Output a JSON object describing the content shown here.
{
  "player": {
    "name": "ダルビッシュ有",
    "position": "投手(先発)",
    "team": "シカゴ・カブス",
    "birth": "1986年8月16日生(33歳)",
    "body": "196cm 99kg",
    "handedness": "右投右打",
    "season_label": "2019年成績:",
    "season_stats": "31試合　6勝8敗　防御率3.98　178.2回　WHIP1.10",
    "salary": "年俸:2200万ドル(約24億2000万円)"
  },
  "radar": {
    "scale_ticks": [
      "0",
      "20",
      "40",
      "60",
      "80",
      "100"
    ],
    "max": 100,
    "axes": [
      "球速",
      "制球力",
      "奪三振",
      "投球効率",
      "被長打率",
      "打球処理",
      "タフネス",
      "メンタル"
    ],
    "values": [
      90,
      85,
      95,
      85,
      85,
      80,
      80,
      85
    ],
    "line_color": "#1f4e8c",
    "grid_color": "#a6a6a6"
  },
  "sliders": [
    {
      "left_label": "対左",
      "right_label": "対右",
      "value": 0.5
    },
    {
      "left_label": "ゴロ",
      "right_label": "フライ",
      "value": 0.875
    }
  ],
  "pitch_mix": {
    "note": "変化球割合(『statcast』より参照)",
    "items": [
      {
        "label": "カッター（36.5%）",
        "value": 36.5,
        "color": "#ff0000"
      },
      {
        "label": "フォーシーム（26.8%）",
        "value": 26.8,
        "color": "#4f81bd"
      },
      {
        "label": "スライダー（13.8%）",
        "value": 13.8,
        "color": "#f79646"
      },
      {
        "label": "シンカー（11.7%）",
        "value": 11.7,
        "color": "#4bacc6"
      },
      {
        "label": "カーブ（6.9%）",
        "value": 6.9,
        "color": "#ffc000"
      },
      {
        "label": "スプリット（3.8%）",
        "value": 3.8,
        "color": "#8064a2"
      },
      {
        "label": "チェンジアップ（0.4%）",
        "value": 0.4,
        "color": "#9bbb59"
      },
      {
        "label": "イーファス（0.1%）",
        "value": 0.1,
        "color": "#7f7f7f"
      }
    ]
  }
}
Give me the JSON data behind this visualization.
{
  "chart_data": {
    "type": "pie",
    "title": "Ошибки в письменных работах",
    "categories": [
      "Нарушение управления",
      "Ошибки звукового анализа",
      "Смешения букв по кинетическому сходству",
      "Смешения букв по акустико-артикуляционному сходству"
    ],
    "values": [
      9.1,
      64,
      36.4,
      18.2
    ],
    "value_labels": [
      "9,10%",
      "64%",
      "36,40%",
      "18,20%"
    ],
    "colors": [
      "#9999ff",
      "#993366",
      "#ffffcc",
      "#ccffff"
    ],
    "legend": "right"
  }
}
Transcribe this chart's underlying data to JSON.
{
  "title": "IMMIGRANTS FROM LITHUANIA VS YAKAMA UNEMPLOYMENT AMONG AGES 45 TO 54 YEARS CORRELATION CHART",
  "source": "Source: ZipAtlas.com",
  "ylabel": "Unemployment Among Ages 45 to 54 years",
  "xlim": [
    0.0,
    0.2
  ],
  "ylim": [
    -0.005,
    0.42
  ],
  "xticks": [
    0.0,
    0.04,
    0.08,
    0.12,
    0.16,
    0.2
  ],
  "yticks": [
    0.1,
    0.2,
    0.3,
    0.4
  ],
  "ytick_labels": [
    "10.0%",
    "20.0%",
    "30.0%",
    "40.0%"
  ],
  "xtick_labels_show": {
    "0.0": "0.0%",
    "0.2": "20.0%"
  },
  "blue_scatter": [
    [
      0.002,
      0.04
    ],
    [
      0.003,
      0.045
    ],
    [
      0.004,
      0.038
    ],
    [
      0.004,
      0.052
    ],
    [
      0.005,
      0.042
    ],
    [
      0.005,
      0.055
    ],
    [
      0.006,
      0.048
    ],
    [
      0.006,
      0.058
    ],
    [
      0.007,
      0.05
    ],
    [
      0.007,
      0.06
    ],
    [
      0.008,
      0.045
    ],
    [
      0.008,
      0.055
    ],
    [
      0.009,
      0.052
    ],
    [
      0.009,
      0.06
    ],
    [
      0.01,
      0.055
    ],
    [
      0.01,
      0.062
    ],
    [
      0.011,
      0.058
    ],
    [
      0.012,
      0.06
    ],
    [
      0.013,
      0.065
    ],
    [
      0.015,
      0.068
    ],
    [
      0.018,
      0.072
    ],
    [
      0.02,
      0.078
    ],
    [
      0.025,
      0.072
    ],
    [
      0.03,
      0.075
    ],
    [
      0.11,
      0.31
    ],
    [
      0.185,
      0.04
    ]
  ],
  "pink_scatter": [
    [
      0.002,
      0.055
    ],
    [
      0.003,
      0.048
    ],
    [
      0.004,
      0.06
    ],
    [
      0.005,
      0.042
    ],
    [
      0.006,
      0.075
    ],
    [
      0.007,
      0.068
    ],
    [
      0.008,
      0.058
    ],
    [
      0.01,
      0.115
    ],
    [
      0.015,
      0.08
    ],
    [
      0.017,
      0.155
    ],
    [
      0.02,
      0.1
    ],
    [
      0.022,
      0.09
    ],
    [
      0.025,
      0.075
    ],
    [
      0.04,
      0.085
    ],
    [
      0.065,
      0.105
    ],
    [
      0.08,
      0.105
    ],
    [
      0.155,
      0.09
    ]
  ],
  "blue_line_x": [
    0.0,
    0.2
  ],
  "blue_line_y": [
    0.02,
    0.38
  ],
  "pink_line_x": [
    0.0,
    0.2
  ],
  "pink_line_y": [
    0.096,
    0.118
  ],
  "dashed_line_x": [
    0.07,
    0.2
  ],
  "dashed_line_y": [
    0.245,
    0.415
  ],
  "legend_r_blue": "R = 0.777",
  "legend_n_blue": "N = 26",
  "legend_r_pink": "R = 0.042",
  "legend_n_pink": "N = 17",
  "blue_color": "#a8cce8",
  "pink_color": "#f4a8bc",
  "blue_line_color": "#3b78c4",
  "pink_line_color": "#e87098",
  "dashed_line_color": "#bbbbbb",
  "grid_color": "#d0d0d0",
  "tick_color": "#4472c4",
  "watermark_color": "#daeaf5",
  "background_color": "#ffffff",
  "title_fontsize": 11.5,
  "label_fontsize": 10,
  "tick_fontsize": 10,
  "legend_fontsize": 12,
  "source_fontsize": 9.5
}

·····

* _WRITTEN INSTRUCTION_
Filter lines by "Ошибки" and return each hit.

* _RIGHT ANSWER_
    "title": "Ошибки в письменных работах",
      "Ошибки звукового анализа",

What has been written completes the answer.